Description of the task =
Copy every line from the material below that holds "Performance".

Extracted information =
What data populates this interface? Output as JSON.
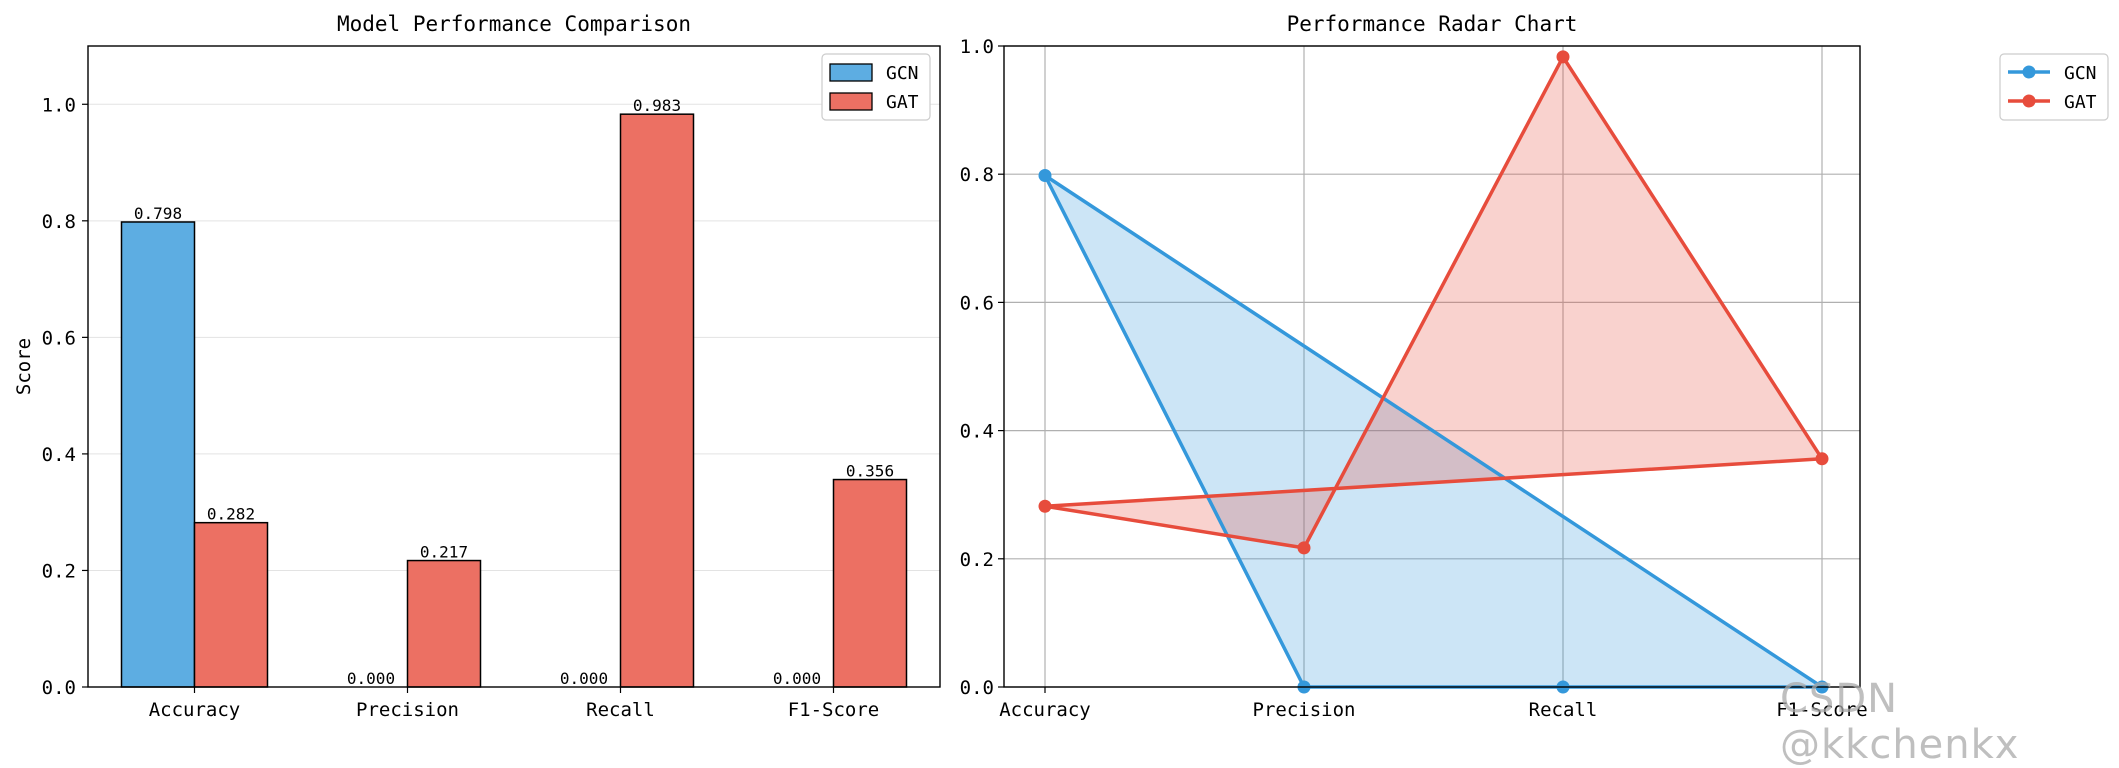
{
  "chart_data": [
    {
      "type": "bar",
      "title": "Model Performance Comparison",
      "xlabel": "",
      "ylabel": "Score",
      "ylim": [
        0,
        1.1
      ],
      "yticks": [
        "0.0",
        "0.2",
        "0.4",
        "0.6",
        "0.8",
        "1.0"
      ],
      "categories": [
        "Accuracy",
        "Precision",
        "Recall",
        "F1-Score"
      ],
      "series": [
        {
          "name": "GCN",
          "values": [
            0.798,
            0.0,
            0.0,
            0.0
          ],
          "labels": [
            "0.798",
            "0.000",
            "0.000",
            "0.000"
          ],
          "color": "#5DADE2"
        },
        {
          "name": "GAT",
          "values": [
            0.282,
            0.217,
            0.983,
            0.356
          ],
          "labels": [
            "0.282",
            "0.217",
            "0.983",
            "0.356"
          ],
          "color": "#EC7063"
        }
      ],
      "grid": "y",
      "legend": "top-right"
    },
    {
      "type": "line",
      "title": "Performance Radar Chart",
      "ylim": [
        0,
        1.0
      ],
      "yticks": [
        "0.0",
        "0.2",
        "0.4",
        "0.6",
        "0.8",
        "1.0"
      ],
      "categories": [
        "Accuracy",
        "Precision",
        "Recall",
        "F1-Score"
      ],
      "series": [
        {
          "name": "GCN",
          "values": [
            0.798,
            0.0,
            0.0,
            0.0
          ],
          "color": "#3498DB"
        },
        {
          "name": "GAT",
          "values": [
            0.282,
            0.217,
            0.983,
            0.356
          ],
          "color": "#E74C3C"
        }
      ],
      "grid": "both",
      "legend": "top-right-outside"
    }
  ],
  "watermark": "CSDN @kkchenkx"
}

Result =
      "title": "Model Performance Comparison",
      "title": "Performance Radar Chart",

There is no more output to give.